* REQUIRED WORK *
a - According to the book review, in what year did Eiichiro Azuma publish Between Two Empires?
b - Repeat word for word the part of the book review that opens with the words containing "In lieu of an" and closes with "R. Ambaras (bio)".

* QUOTED PASSAGE *
______________________________

In lieu of an abstract, here is a brief excerpt of the content:

Reviewed by:
  • In Search of Our Frontier: Japanese America and Settler Colonialism in the Construction of Japan's Borderless Empire by Eiichiro Azuma
  • David R. Ambaras (bio)
In Search of Our Frontier: Japanese America and Settler Colonialism in the Construction of Japan's Borderless Empire. By Eiichiro Azuma. University of California Press, Oakland, 2019. xii, 353 pages. $75.00, cloth; $75.00, E-book.

Studies of the Japanese empire have experienced an "unbordering" in recent years. Influenced by global history and the "new mobilities paradigm," scholars of Japan and its imperial world have increasingly focused on the movement and connections of people, things, and ideas across established boundaries and the reconfigurations of historical and scholarly spaces that these movements permitted.1 Of particular significance has been the effort to bridge what Martin Dusinberre and Mariko Iijima have called "one of the most problematic epistemological divides in Japanese historiography, namely between scholars who work on Japanese colonialism and those who study Japan's transpacific diaspora."2

Eiichiro Azuma has led this effort. In his 2005 book Between Two Empires: Race, History, and Transnationalism in Japanese America, he argued that "[t]he American West constituted a borderland where America's westward expansion met Japanese imperialism around the question of immigration from the late nineteenth to the early twentieth centuries." In that study, Azuma highlighted the construction of a "collective self as an American minority that was, at the same time, part of the Japanese nation-state" by Issei immigrants "who selectively took in and fused elements of nationalist arguments, modernist assumptions, and racist thinking from both imperial Japan and white America." These historical actors, he argued, endeavored to "transform themselves into quasi whites … [and] present themselves as quintessential Americans."3 [End Page 224]

Now, in In Search of Our Frontier, Azuma looks at those Issei whose realization of the impossibility of inclusion in white America (including Hawai'i) led them to champion the "overseas development" of the "Japanese race" both in the expanding formal empire in Northeast Asia, Taiwan, and Micronesia, and in Latin America. In Azuma's strikingly original argument, the key to understanding Japanese settler colonialism in the late nineteenth and early twentieth centuries lies in the "transnational collaboration between advocates of agricultural colonization who shared life experiences as selfstyled frontiersmen and victims of racial discrimination in the US" (p. 149).

______________________________

(Source records)
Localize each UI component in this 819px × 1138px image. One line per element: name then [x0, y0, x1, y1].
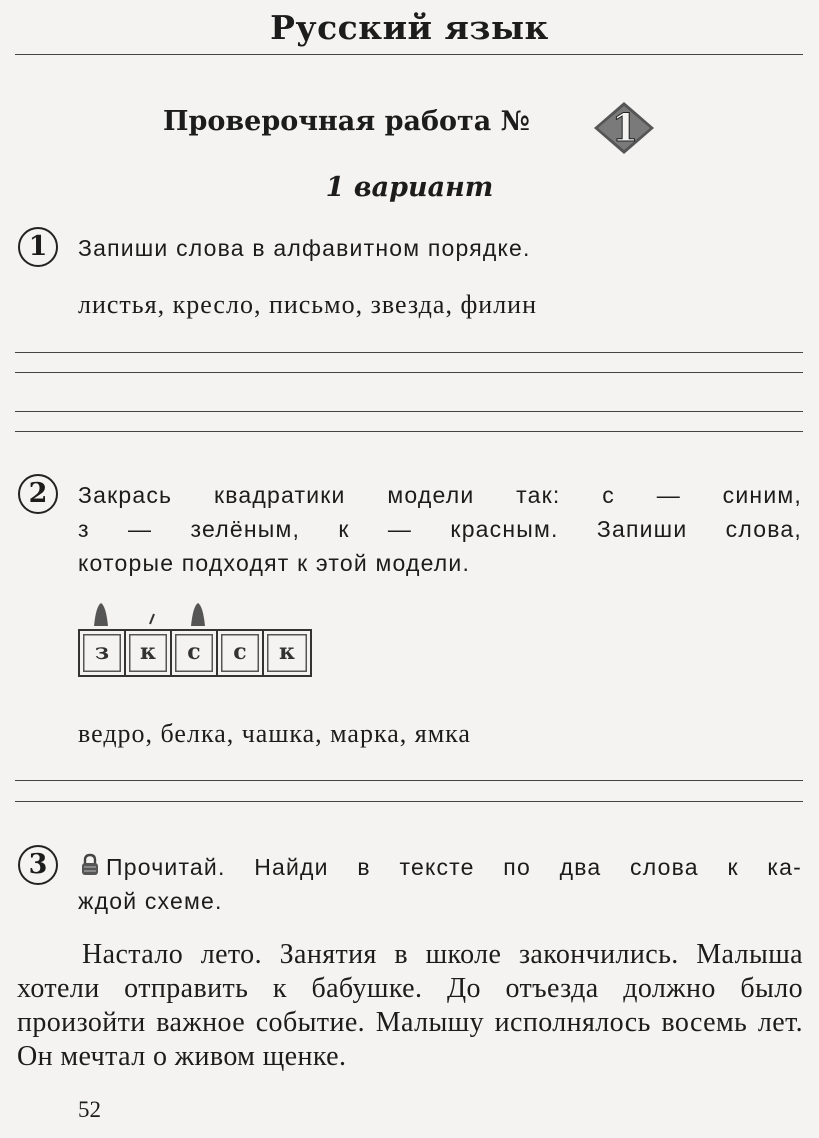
answer-line-2b[interactable]: [15, 801, 803, 802]
task-2-line-3: которые подходят к этой модели.: [78, 550, 471, 576]
task-2-words: ведро, белка, чашка, марка, ямка: [78, 719, 471, 748]
reading-passage: Настало лето. Занятия в школе закончились. Малыша хотели отправить к бабушке. До отъезда должно было произойти важное событие. Малышу исполнялось восемь лет. Он мечтал о живом щенке.: [17, 939, 803, 1072]
work-number-badge: [592, 100, 656, 156]
work-number: 1: [611, 105, 639, 150]
answer-line-1c[interactable]: [15, 411, 803, 412]
task-3-number: 3: [18, 845, 58, 885]
stress-mark-icon: [94, 603, 108, 626]
task-2-line-2: з — зелёным, к — красным. Запиши слова,: [78, 516, 802, 542]
answer-line-1b[interactable]: [15, 372, 803, 373]
model-cell[interactable]: к: [264, 631, 310, 675]
model-cell[interactable]: к: [126, 631, 172, 675]
header-divider: [15, 54, 803, 55]
task-3-line-2: ждой схеме.: [78, 888, 223, 914]
sound-model: [78, 629, 312, 677]
lock-icon: [79, 853, 101, 877]
page-number: 52: [78, 1097, 101, 1122]
model-cell[interactable]: с: [218, 631, 264, 675]
task-1-words: листья, кресло, письмо, звезда, филин: [78, 290, 538, 319]
task-3-line-1: Прочитай. Найди в тексте по два слова к ка-: [106, 854, 802, 880]
task-2-number: 2: [18, 474, 58, 514]
syllable-divider-icon: [150, 614, 154, 624]
task-2-line-1: Закрась квадратики модели так: с — синим,: [78, 482, 802, 508]
model-cell[interactable]: с: [172, 631, 218, 675]
page-header-subject: Русский язык: [270, 8, 549, 47]
answer-line-1a[interactable]: [15, 352, 803, 353]
task-1-number: 1: [18, 227, 58, 267]
variant-label: 1 вариант: [325, 172, 494, 203]
answer-line-2a[interactable]: [15, 780, 803, 781]
work-title: Проверочная работа №: [163, 106, 530, 137]
answer-line-1d[interactable]: [15, 431, 803, 432]
stress-mark-icon: [191, 603, 205, 626]
task-1-instruction: Запиши слова в алфавитном порядке.: [78, 235, 531, 261]
model-cell[interactable]: з: [80, 631, 126, 675]
stress-marks: [78, 600, 318, 630]
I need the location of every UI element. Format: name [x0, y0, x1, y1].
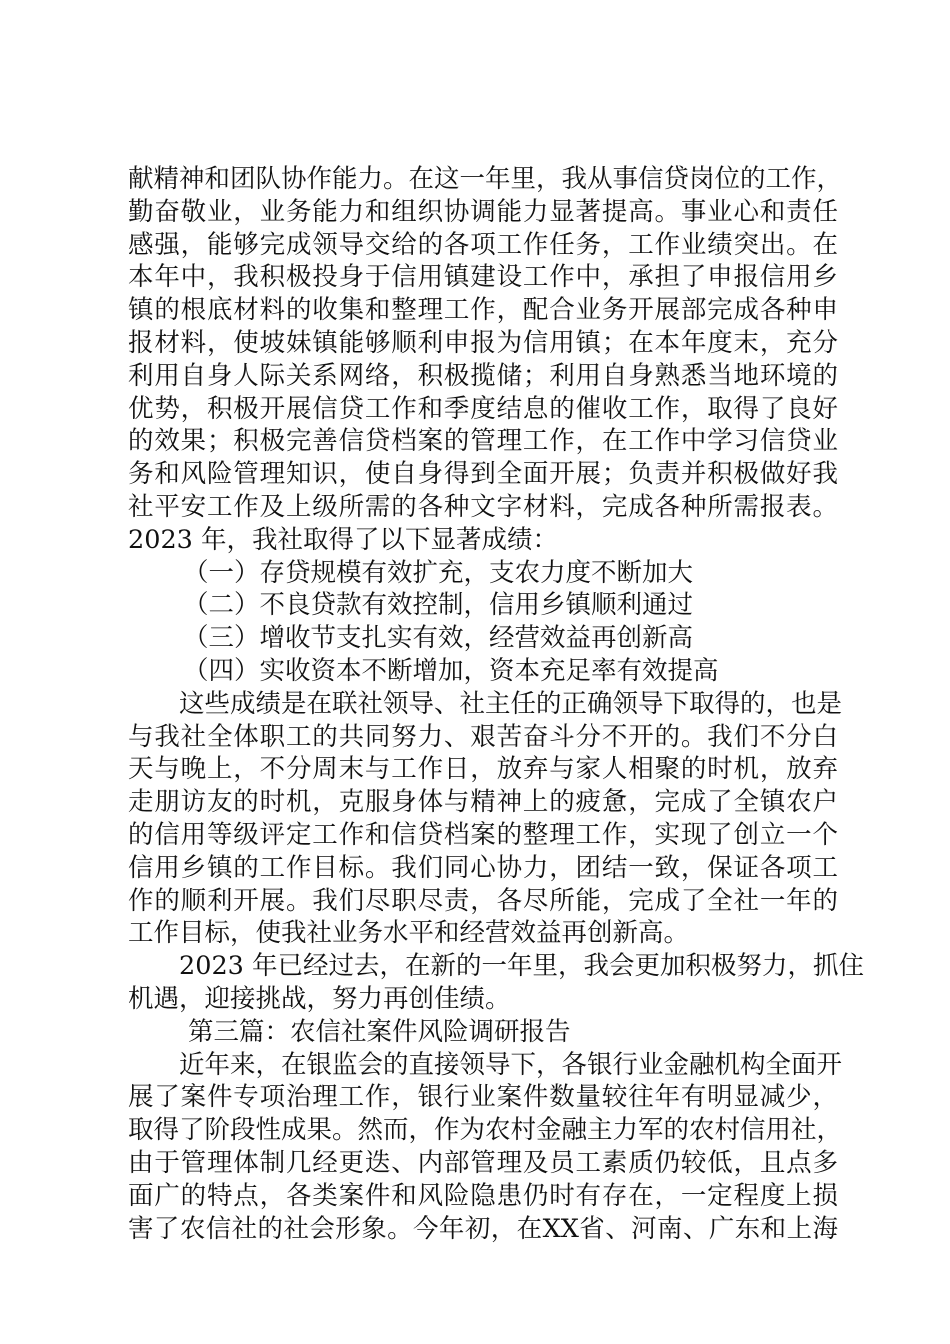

______________________________

* ANSWERS TO THE PROBLEMS *
a - 2005

b -
In lieu of an abstract, here is a brief excerpt of the content:

Reviewed by:
  • In Search of Our Frontier: Japanese America and Settler Colonialism in the Construction of Japan's Borderless Empire by Eiichiro Azuma
  • David R. Ambaras (bio)